--- EXERCISE ---
Print the data exactly, leaving nothing out.

--- SUPPLIED ENTRIES ---
— Start —

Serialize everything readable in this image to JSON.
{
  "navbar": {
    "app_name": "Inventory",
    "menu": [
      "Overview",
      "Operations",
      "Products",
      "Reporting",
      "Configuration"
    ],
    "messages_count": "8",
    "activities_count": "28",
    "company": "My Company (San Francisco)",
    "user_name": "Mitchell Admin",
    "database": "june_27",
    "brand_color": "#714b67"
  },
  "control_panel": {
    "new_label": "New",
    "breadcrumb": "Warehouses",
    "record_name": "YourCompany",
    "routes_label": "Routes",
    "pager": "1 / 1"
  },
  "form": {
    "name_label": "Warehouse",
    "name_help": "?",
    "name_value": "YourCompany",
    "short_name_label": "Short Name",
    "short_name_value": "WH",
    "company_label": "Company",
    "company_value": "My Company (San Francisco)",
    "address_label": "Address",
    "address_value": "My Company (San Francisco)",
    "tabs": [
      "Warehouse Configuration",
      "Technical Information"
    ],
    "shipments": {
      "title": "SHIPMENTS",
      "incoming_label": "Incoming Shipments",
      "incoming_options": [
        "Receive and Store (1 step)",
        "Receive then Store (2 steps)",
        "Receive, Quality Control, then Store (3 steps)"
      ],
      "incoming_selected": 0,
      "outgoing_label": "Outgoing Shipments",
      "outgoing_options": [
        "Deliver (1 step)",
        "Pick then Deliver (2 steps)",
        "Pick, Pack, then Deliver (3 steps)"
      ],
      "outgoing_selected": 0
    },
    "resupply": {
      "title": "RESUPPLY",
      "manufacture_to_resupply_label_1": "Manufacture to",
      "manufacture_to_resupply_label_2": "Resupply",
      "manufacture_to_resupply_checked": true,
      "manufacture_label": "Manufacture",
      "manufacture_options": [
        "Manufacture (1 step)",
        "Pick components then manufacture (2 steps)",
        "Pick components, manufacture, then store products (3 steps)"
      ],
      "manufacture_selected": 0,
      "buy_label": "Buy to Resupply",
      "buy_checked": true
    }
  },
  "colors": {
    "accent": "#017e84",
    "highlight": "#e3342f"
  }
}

— End —

--- RESPONSE TO THE TASK ---
Serialize everything readable in this image to JSON.
{
  "navbar": {
    "app_name": "Inventory",
    "menu": [
      "Overview",
      "Operations",
      "Products",
      "Reporting",
      "Configuration"
    ],
    "messages_count": "8",
    "activities_count": "28",
    "company": "My Company (San Francisco)",
    "user_name": "Mitchell Admin",
    "database": "june_27",
    "brand_color": "#714b67"
  },
  "control_panel": {
    "new_label": "New",
    "breadcrumb": "Warehouses",
    "record_name": "YourCompany",
    "routes_label": "Routes",
    "pager": "1 / 1"
  },
  "form": {
    "name_label": "Warehouse",
    "name_help": "?",
    "name_value": "YourCompany",
    "short_name_label": "Short Name",
    "short_name_value": "WH",
    "company_label": "Company",
    "company_value": "My Company (San Francisco)",
    "address_label": "Address",
    "address_value": "My Company (San Francisco)",
    "tabs": [
      "Warehouse Configuration",
      "Technical Information"
    ],
    "shipments": {
      "title": "SHIPMENTS",
      "incoming_label": "Incoming Shipments",
      "incoming_options": [
        "Receive and Store (1 step)",
        "Receive then Store (2 steps)",
        "Receive, Quality Control, then Store (3 steps)"
      ],
      "incoming_selected": 0,
      "outgoing_label": "Outgoing Shipments",
      "outgoing_options": [
        "Deliver (1 step)",
        "Pick then Deliver (2 steps)",
        "Pick, Pack, then Deliver (3 steps)"
      ],
      "outgoing_selected": 0
    },
    "resupply": {
      "title": "RESUPPLY",
      "manufacture_to_resupply_label_1": "Manufacture to",
      "manufacture_to_resupply_label_2": "Resupply",
      "manufacture_to_resupply_checked": true,
      "manufacture_label": "Manufacture",
      "manufacture_options": [
        "Manufacture (1 step)",
        "Pick components then manufacture (2 steps)",
        "Pick components, manufacture, then store products (3 steps)"
      ],
      "manufacture_selected": 0,
      "buy_label": "Buy to Resupply",
      "buy_checked": true
    }
  },
  "colors": {
    "accent": "#017e84",
    "highlight": "#e3342f"
  }
}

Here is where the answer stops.